=== GIVEN INSTRUCTION ===
Gather all lines in the data that hold the string "icon".
— begin LISTED ENTRIES —
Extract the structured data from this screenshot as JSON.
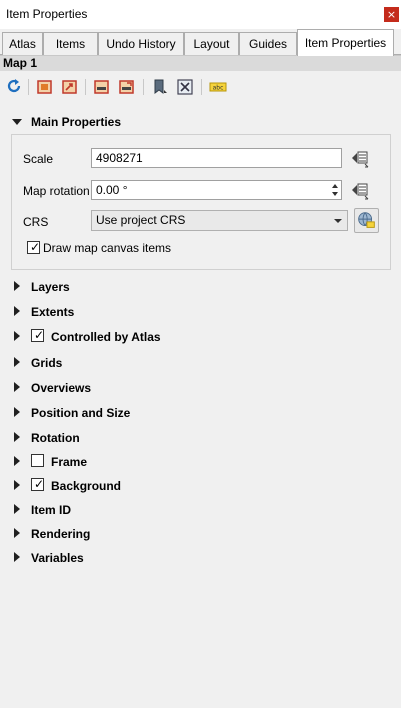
{
  "window": {
    "title": "Item Properties",
    "close_symbol": "×"
  },
  "tabs": [
    {
      "label": "Atlas",
      "active": false
    },
    {
      "label": "Items",
      "active": false
    },
    {
      "label": "Undo History",
      "active": false
    },
    {
      "label": "Layout",
      "active": false
    },
    {
      "label": "Guides",
      "active": false
    },
    {
      "label": "Item Properties",
      "active": true
    }
  ],
  "item_name": "Map 1",
  "toolbar": {
    "buttons": [
      "refresh-icon",
      "set-extent-to-canvas-icon",
      "view-extent-in-canvas-icon",
      "set-scale-from-canvas-icon",
      "set-canvas-scale-icon",
      "bookmarks-icon",
      "interactively-edit-extent-icon",
      "label-settings-icon"
    ]
  },
  "main_properties": {
    "title": "Main Properties",
    "scale_label": "Scale",
    "scale_value": "4908271",
    "rotation_label": "Map rotation",
    "rotation_value": "0.00 °",
    "crs_label": "CRS",
    "crs_value": "Use project CRS",
    "draw_canvas_items_label": "Draw map canvas items",
    "draw_canvas_items_checked": true
  },
  "sections": [
    {
      "label": "Layers",
      "checkbox": null
    },
    {
      "label": "Extents",
      "checkbox": null
    },
    {
      "label": "Controlled by Atlas",
      "checkbox": true
    },
    {
      "label": "Grids",
      "checkbox": null
    },
    {
      "label": "Overviews",
      "checkbox": null
    },
    {
      "label": "Position and Size",
      "checkbox": null
    },
    {
      "label": "Rotation",
      "checkbox": null
    },
    {
      "label": "Frame",
      "checkbox": false
    },
    {
      "label": "Background",
      "checkbox": true
    },
    {
      "label": "Item ID",
      "checkbox": null
    },
    {
      "label": "Rendering",
      "checkbox": null
    },
    {
      "label": "Variables",
      "checkbox": null
    }
  ],
  "checkmark_symbol": "✓",
  "colors": {
    "close_button": "#c42b1c",
    "panel_bg": "#f0f0f0",
    "header_strip": "#dadada"
  }
}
— end LISTED ENTRIES —
=== EXERCISE RESPONSE ===
      "refresh-icon",
      "set-extent-to-canvas-icon",
      "view-extent-in-canvas-icon",
      "set-scale-from-canvas-icon",
      "set-canvas-scale-icon",
      "bookmarks-icon",
      "interactively-edit-extent-icon",
      "label-settings-icon"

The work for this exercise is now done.